Locate the lines that hold the string "value". Copy every such line.
#### DATA FOR THIS TASK
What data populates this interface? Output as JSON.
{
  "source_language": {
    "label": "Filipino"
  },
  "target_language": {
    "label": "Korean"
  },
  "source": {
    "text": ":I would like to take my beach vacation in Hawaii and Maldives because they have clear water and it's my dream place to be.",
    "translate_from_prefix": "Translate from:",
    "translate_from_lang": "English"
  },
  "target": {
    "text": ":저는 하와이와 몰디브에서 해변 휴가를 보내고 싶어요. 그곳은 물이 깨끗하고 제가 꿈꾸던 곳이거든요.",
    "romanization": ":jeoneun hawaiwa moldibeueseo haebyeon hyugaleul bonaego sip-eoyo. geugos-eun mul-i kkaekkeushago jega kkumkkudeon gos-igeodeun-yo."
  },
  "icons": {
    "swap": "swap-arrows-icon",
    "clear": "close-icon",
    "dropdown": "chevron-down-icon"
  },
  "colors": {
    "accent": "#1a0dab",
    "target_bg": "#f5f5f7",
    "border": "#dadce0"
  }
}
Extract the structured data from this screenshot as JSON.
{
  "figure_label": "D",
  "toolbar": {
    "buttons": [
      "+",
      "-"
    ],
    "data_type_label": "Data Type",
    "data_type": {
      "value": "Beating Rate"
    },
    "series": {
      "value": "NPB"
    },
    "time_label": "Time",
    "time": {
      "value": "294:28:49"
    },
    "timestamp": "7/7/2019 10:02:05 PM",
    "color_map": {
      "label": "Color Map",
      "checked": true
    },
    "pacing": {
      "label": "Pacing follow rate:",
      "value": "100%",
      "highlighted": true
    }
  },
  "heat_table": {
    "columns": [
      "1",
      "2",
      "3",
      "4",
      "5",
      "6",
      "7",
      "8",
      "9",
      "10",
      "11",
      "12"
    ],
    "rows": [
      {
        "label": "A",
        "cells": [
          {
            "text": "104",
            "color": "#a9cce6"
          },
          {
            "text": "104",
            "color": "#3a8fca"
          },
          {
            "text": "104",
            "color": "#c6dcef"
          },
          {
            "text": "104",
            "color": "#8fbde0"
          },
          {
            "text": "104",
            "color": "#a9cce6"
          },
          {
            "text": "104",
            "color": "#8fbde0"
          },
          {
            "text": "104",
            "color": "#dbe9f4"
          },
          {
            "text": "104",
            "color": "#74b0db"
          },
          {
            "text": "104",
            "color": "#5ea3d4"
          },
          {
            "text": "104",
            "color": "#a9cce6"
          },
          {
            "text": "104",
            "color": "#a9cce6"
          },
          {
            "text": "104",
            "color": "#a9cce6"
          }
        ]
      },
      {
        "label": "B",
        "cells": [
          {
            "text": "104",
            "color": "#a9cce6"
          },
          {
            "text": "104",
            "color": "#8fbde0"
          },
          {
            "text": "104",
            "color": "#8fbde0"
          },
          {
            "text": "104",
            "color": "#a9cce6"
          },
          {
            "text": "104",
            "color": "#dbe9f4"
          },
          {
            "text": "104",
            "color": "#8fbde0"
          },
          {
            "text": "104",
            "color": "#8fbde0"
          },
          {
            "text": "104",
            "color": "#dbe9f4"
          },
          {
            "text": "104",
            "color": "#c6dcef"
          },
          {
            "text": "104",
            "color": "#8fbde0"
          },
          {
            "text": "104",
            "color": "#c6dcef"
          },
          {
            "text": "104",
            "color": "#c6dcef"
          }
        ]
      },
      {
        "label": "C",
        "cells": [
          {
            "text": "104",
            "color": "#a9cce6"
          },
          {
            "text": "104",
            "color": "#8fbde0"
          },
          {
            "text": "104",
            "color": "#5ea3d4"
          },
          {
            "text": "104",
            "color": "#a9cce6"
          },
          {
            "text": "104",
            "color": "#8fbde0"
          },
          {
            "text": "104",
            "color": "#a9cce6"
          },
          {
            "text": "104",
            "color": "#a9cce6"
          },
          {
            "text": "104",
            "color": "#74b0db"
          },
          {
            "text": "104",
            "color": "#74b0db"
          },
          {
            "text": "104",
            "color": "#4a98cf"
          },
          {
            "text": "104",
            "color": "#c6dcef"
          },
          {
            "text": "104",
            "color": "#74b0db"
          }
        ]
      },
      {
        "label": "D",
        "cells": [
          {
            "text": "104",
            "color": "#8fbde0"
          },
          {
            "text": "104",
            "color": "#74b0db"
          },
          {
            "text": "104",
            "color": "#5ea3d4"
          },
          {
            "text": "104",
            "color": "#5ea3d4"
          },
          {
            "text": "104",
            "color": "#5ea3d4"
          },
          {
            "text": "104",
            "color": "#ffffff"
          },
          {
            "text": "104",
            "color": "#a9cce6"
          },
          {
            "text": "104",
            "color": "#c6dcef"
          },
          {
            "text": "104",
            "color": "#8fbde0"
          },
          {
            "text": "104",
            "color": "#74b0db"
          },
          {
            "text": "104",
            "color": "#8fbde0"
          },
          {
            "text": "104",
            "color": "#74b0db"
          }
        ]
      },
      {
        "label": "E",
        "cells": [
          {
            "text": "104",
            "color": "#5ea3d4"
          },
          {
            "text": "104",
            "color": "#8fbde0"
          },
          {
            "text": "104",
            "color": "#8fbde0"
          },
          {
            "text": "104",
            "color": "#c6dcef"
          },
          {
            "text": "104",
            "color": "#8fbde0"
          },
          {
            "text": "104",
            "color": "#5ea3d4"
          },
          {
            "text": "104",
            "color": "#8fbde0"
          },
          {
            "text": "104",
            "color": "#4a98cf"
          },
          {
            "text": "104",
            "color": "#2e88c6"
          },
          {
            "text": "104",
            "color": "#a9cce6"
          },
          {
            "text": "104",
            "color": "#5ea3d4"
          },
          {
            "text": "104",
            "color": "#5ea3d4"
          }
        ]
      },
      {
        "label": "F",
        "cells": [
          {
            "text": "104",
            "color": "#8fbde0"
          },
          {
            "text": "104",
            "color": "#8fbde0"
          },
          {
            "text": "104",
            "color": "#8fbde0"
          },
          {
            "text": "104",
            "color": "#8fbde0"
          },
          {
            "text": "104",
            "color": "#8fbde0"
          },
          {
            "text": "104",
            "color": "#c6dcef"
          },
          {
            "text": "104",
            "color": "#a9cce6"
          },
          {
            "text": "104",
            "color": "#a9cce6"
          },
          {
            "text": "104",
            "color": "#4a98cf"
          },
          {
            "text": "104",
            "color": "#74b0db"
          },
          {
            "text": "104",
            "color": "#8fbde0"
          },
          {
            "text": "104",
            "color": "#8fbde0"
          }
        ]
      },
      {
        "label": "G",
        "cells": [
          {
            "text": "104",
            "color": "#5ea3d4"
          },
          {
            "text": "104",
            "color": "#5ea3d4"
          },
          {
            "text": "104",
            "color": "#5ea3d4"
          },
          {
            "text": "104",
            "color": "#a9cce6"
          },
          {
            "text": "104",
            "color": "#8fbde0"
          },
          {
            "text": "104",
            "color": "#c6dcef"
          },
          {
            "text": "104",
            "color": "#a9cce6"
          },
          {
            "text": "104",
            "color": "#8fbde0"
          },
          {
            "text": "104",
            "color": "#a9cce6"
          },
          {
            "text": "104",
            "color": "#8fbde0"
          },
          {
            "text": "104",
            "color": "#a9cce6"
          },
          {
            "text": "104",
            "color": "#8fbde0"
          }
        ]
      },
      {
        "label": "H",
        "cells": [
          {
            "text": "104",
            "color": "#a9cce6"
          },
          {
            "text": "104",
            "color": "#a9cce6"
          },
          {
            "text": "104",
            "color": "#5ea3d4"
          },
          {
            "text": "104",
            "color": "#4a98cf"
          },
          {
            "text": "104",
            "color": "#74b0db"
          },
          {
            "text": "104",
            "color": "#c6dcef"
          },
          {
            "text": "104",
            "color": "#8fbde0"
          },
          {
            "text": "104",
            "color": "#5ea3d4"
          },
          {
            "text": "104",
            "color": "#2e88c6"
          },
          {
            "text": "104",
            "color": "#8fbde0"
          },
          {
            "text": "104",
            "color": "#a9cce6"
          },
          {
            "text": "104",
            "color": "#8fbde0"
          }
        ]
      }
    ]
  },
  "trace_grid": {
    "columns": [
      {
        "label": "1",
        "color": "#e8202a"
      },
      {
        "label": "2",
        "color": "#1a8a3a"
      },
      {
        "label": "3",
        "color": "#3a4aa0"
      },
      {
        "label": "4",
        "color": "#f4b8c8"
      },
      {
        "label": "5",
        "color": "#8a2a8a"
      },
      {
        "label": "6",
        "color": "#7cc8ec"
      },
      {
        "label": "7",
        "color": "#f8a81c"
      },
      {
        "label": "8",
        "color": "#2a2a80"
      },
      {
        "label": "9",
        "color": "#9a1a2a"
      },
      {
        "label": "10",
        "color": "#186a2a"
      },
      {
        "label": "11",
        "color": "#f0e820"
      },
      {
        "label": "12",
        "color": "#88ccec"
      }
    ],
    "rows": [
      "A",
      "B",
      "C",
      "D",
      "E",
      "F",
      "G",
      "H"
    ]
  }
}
########
_EXERCISE ANSWER_
      "value": "Beating Rate"
      "value": "NPB"
      "value": "294:28:49"
      "value": "100%",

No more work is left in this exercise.